• REQUEST:
Reproduce the data exactly.
>> Start
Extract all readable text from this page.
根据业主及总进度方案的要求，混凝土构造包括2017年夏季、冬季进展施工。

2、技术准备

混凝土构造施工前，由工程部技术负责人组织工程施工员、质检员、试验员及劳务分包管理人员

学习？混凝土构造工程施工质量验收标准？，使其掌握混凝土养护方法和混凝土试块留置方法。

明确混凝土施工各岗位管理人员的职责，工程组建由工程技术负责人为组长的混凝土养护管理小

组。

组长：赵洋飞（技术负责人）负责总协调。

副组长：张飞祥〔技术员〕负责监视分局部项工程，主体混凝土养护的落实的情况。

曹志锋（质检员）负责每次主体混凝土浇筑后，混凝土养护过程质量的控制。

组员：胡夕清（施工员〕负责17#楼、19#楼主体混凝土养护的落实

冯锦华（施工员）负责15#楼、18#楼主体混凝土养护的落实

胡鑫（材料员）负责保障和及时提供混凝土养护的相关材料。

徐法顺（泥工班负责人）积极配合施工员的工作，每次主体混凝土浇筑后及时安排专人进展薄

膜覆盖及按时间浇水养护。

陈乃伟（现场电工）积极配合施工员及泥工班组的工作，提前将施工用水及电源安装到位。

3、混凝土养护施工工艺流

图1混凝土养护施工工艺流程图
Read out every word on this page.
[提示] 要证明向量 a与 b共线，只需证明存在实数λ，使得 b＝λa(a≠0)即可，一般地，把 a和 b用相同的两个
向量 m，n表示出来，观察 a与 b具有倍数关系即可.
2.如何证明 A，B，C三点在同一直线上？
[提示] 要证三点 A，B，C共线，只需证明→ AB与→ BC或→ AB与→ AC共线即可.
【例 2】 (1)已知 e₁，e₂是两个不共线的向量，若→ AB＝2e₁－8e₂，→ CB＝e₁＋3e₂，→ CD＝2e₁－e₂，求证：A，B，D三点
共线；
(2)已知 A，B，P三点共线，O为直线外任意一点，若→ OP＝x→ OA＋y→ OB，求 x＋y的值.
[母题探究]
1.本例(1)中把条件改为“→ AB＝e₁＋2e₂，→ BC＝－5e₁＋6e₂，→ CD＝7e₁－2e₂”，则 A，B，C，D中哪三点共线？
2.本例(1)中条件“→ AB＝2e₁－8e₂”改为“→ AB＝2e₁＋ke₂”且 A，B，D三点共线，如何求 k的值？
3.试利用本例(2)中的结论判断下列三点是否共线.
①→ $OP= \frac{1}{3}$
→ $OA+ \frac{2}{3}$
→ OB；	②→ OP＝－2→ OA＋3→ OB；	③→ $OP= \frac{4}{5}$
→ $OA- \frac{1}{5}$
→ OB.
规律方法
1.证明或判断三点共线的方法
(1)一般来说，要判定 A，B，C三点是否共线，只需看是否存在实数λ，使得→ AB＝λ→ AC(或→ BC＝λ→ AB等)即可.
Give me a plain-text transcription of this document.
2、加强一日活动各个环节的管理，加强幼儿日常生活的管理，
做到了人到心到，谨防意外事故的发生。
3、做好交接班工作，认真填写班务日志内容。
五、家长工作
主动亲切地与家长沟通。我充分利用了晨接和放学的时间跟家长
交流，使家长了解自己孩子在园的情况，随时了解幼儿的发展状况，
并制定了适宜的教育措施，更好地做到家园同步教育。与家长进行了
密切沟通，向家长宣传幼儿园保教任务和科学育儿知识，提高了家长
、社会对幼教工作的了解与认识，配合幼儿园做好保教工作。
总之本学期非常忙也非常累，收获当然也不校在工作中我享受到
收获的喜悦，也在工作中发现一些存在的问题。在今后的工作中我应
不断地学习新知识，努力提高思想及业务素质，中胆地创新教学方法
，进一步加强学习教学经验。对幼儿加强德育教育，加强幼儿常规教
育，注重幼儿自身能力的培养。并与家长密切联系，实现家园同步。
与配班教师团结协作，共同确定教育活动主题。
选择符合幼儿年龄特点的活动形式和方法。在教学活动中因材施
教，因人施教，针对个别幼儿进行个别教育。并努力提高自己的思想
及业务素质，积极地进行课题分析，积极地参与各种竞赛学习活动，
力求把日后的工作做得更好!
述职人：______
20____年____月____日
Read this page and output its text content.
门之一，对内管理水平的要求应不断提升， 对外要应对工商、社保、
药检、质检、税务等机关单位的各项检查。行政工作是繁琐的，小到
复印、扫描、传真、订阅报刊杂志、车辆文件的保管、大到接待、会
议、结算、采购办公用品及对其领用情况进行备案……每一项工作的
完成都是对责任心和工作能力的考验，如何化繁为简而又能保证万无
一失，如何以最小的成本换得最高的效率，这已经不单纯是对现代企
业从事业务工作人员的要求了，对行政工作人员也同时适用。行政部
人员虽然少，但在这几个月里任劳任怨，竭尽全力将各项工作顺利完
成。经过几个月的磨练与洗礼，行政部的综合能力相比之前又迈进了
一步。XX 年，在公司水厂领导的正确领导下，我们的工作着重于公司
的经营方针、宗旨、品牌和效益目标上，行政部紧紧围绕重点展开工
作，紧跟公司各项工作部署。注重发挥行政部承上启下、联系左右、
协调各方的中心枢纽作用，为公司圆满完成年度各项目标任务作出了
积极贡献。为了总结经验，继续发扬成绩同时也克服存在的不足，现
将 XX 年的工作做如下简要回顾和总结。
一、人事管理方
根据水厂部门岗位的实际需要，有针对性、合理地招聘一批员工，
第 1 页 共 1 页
>> End
• THE RESPONSE:
Extract all readable text from this page.
根据业主及总进度方案的要求，混凝土构造包括2017年夏季、冬季进展施工。

2、技术准备

混凝土构造施工前，由工程部技术负责人组织工程施工员、质检员、试验员及劳务分包管理人员

学习？混凝土构造工程施工质量验收标准？，使其掌握混凝土养护方法和混凝土试块留置方法。

明确混凝土施工各岗位管理人员的职责，工程组建由工程技术负责人为组长的混凝土养护管理小

组。

组长：赵洋飞（技术负责人）负责总协调。

副组长：张飞祥〔技术员〕负责监视分局部项工程，主体混凝土养护的落实的情况。

曹志锋（质检员）负责每次主体混凝土浇筑后，混凝土养护过程质量的控制。

组员：胡夕清（施工员〕负责17#楼、19#楼主体混凝土养护的落实

冯锦华（施工员）负责15#楼、18#楼主体混凝土养护的落实

胡鑫（材料员）负责保障和及时提供混凝土养护的相关材料。

徐法顺（泥工班负责人）积极配合施工员的工作，每次主体混凝土浇筑后及时安排专人进展薄

膜覆盖及按时间浇水养护。

陈乃伟（现场电工）积极配合施工员及泥工班组的工作，提前将施工用水及电源安装到位。

3、混凝土养护施工工艺流

图1混凝土养护施工工艺流程图
Read out every word on this page.
[提示] 要证明向量 a与 b共线，只需证明存在实数λ，使得 b＝λa(a≠0)即可，一般地，把 a和 b用相同的两个
向量 m，n表示出来，观察 a与 b具有倍数关系即可.
2.如何证明 A，B，C三点在同一直线上？
[提示] 要证三点 A，B，C共线，只需证明→ AB与→ BC或→ AB与→ AC共线即可.
【例 2】 (1)已知 e₁，e₂是两个不共线的向量，若→ AB＝2e₁－8e₂，→ CB＝e₁＋3e₂，→ CD＝2e₁－e₂，求证：A，B，D三点
共线；
(2)已知 A，B，P三点共线，O为直线外任意一点，若→ OP＝x→ OA＋y→ OB，求 x＋y的值.
[母题探究]
1.本例(1)中把条件改为“→ AB＝e₁＋2e₂，→ BC＝－5e₁＋6e₂，→ CD＝7e₁－2e₂”，则 A，B，C，D中哪三点共线？
2.本例(1)中条件“→ AB＝2e₁－8e₂”改为“→ AB＝2e₁＋ke₂”且 A，B，D三点共线，如何求 k的值？
3.试利用本例(2)中的结论判断下列三点是否共线.
①→ $OP= \frac{1}{3}$
→ $OA+ \frac{2}{3}$
→ OB；	②→ OP＝－2→ OA＋3→ OB；	③→ $OP= \frac{4}{5}$
→ $OA- \frac{1}{5}$
→ OB.
规律方法
1.证明或判断三点共线的方法
(1)一般来说，要判定 A，B，C三点是否共线，只需看是否存在实数λ，使得→ AB＝λ→ AC(或→ BC＝λ→ AB等)即可.
Give me a plain-text transcription of this document.
2、加强一日活动各个环节的管理，加强幼儿日常生活的管理，
做到了人到心到，谨防意外事故的发生。
3、做好交接班工作，认真填写班务日志内容。
五、家长工作
主动亲切地与家长沟通。我充分利用了晨接和放学的时间跟家长
交流，使家长了解自己孩子在园的情况，随时了解幼儿的发展状况，
并制定了适宜的教育措施，更好地做到家园同步教育。与家长进行了
密切沟通，向家长宣传幼儿园保教任务和科学育儿知识，提高了家长
、社会对幼教工作的了解与认识，配合幼儿园做好保教工作。
总之本学期非常忙也非常累，收获当然也不校在工作中我享受到
收获的喜悦，也在工作中发现一些存在的问题。在今后的工作中我应
不断地学习新知识，努力提高思想及业务素质，中胆地创新教学方法
，进一步加强学习教学经验。对幼儿加强德育教育，加强幼儿常规教
育，注重幼儿自身能力的培养。并与家长密切联系，实现家园同步。
与配班教师团结协作，共同确定教育活动主题。
选择符合幼儿年龄特点的活动形式和方法。在教学活动中因材施
教，因人施教，针对个别幼儿进行个别教育。并努力提高自己的思想
及业务素质，积极地进行课题分析，积极地参与各种竞赛学习活动，
力求把日后的工作做得更好!
述职人：______
20____年____月____日
Read this page and output its text content.
门之一，对内管理水平的要求应不断提升， 对外要应对工商、社保、
药检、质检、税务等机关单位的各项检查。行政工作是繁琐的，小到
复印、扫描、传真、订阅报刊杂志、车辆文件的保管、大到接待、会
议、结算、采购办公用品及对其领用情况进行备案……每一项工作的
完成都是对责任心和工作能力的考验，如何化繁为简而又能保证万无
一失，如何以最小的成本换得最高的效率，这已经不单纯是对现代企
业从事业务工作人员的要求了，对行政工作人员也同时适用。行政部
人员虽然少，但在这几个月里任劳任怨，竭尽全力将各项工作顺利完
成。经过几个月的磨练与洗礼，行政部的综合能力相比之前又迈进了
一步。XX 年，在公司水厂领导的正确领导下，我们的工作着重于公司
的经营方针、宗旨、品牌和效益目标上，行政部紧紧围绕重点展开工
作，紧跟公司各项工作部署。注重发挥行政部承上启下、联系左右、
协调各方的中心枢纽作用，为公司圆满完成年度各项目标任务作出了
积极贡献。为了总结经验，继续发扬成绩同时也克服存在的不足，现
将 XX 年的工作做如下简要回顾和总结。
一、人事管理方
根据水厂部门岗位的实际需要，有针对性、合理地招聘一批员工，
第 1 页 共 1 页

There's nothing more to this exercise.